=== Material provided ===

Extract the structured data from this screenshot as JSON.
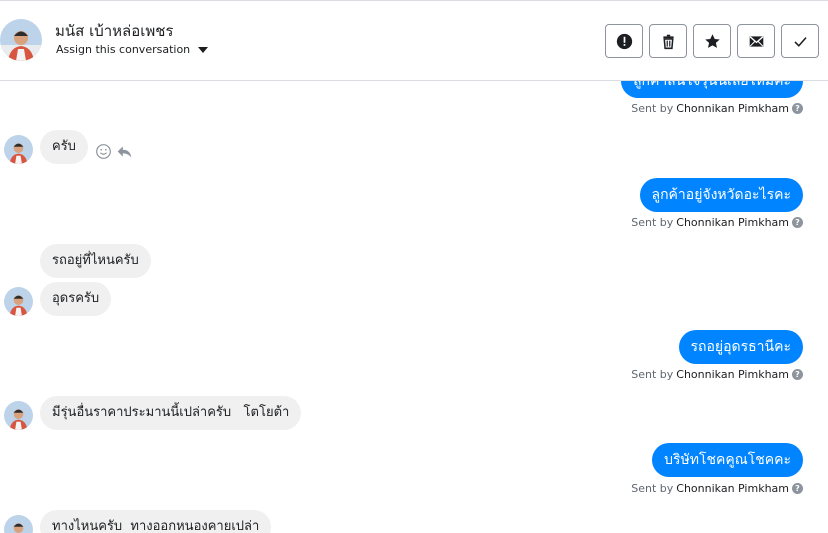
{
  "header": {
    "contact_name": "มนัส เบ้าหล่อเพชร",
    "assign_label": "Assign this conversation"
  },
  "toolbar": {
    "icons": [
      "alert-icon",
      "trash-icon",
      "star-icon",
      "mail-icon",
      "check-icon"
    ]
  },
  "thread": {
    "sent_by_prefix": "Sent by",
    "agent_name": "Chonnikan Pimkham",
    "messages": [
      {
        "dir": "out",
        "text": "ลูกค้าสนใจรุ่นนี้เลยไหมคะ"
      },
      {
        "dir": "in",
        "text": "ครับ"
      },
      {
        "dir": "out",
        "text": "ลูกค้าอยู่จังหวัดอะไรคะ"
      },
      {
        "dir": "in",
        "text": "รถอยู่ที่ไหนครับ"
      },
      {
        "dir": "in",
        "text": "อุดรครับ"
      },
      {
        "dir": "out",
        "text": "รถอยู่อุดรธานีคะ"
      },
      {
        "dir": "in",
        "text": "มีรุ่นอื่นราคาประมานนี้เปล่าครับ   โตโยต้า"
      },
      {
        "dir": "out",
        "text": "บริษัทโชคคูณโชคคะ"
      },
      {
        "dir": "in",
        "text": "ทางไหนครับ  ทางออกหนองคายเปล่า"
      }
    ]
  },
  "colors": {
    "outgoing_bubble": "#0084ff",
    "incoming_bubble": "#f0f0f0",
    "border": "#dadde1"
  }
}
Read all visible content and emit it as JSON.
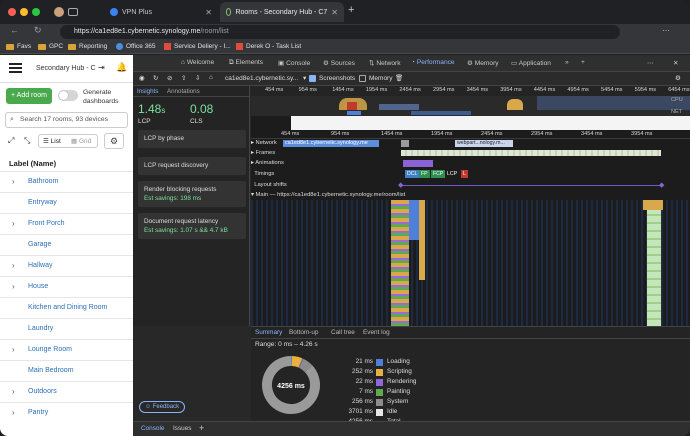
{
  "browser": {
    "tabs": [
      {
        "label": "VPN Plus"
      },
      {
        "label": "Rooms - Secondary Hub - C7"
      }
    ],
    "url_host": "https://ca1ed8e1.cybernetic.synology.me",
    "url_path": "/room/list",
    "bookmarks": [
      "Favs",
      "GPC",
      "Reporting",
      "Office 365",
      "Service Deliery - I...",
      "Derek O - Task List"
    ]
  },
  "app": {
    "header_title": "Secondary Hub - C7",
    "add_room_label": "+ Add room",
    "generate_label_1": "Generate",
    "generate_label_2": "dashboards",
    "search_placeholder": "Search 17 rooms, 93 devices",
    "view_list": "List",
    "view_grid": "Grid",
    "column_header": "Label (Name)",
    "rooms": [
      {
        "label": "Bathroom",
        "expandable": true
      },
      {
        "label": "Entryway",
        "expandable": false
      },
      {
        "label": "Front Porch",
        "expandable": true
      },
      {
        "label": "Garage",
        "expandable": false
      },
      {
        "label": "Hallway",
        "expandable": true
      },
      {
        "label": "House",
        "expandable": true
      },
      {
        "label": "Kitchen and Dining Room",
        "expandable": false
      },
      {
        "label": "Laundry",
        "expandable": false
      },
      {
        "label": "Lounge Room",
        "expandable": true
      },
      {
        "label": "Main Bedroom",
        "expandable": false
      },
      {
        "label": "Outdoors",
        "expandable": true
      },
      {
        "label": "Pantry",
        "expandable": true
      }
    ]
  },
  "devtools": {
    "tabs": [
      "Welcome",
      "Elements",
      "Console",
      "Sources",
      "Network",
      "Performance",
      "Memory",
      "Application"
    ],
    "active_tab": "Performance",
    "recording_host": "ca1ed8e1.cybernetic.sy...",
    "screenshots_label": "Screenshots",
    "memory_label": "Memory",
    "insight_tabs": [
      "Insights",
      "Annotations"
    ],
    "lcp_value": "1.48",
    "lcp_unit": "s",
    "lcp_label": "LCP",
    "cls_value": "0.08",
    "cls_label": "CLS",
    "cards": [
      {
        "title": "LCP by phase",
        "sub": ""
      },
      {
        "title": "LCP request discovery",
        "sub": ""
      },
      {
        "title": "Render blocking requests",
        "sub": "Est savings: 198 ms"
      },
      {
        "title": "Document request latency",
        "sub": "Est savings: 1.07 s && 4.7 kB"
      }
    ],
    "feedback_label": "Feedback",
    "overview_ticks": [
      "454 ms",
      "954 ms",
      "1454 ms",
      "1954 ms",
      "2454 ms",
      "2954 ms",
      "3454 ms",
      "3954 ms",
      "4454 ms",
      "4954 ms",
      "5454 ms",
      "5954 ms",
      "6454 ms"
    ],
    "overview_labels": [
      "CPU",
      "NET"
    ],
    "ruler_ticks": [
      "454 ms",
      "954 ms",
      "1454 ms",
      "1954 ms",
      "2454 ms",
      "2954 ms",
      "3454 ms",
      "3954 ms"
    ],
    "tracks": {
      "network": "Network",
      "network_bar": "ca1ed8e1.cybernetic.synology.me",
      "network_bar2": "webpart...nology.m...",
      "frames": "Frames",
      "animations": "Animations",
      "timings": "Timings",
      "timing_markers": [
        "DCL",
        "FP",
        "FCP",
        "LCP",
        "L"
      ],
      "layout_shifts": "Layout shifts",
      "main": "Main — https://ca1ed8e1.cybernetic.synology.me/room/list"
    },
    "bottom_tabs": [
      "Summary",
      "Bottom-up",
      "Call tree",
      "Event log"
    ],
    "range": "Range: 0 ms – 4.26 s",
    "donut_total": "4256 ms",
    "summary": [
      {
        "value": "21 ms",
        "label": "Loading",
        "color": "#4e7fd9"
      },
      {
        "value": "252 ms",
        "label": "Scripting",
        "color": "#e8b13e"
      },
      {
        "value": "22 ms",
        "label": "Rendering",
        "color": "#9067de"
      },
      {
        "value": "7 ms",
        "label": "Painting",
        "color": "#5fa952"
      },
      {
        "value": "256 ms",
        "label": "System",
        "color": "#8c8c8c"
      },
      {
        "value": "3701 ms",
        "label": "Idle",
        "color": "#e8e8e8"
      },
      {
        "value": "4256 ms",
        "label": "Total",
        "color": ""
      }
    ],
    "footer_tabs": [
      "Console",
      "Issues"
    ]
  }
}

===
=== Material provided ===

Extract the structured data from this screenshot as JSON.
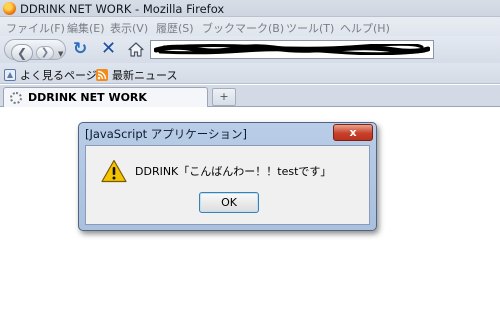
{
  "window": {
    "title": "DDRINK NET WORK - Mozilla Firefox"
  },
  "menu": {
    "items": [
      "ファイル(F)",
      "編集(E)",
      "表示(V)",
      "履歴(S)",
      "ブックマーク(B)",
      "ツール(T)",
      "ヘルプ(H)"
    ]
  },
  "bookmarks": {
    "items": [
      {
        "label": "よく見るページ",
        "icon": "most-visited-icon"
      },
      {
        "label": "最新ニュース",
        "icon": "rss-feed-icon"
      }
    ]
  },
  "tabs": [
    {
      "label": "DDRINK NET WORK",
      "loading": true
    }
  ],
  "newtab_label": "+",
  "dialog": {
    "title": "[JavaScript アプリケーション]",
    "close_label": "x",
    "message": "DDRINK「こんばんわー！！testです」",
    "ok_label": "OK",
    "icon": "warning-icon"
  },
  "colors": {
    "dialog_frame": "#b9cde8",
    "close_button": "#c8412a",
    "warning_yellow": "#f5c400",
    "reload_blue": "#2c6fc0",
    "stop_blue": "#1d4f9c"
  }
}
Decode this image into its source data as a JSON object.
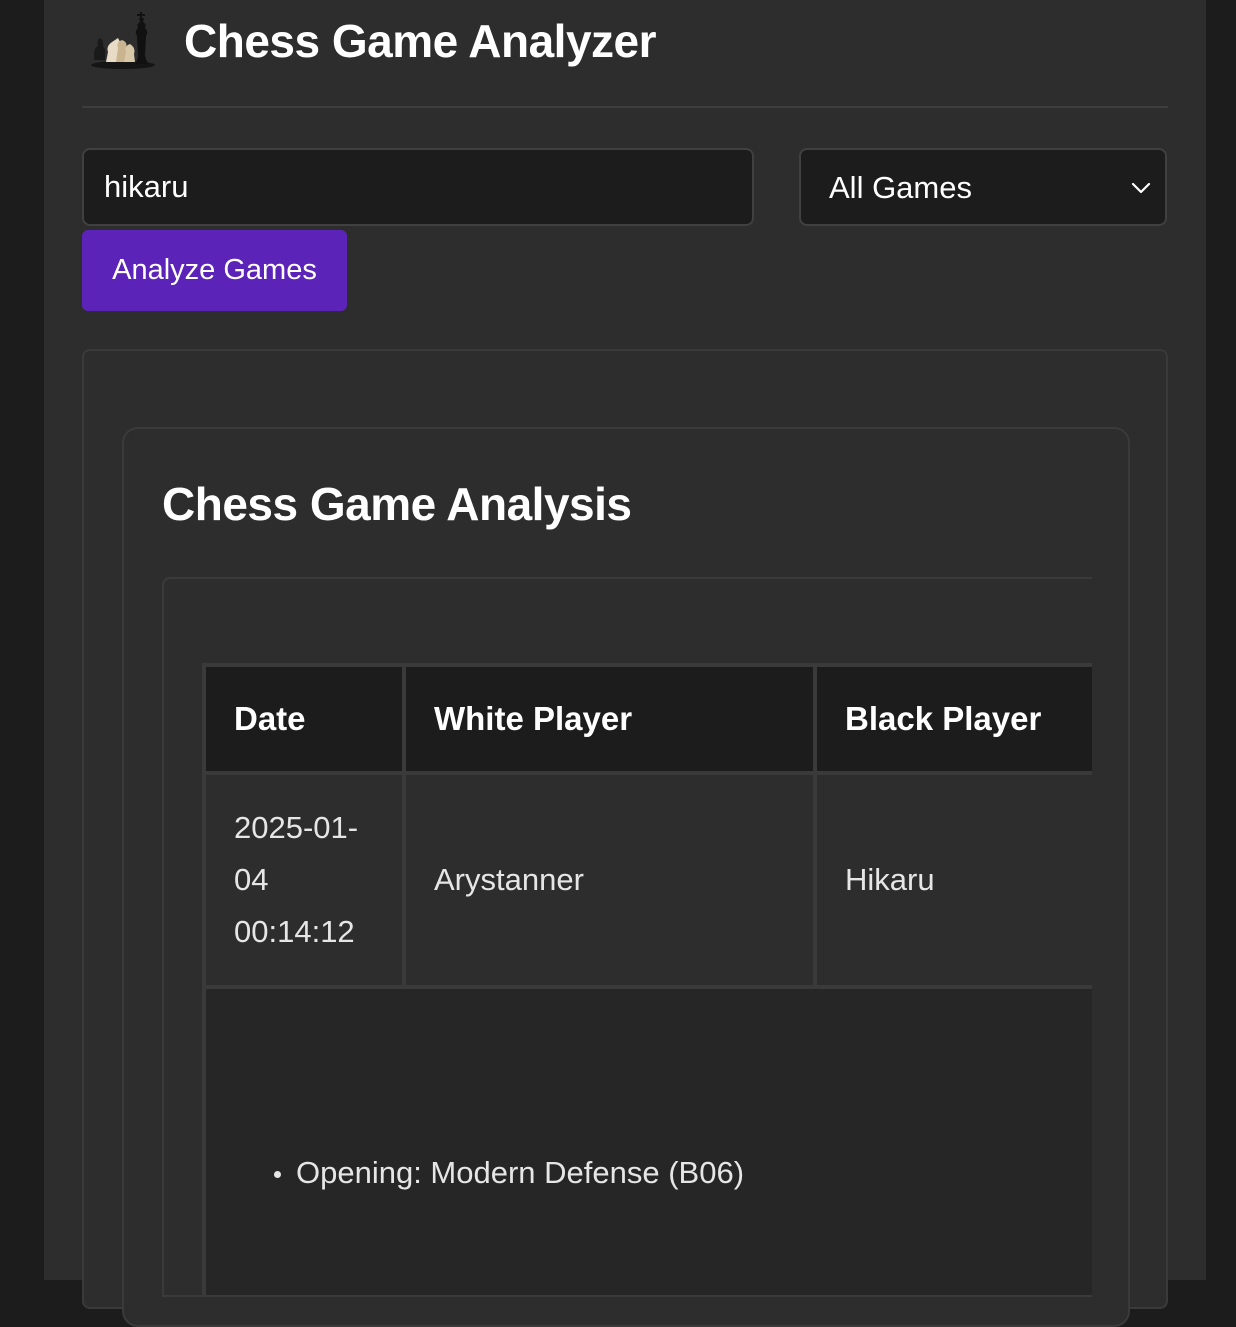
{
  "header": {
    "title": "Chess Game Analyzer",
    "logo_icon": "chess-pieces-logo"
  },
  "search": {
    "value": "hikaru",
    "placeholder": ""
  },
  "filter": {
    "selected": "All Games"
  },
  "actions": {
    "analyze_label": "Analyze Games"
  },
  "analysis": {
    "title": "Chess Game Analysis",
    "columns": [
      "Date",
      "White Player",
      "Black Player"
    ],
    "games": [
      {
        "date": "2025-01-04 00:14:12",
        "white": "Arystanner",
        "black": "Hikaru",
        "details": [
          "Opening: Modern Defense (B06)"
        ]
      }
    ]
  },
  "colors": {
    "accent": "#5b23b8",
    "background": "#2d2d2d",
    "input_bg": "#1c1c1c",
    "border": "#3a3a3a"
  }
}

===

• **Task description**: Only the number is wanted: how many lines of the data contain the word "Performance"?

• **Output below**: 2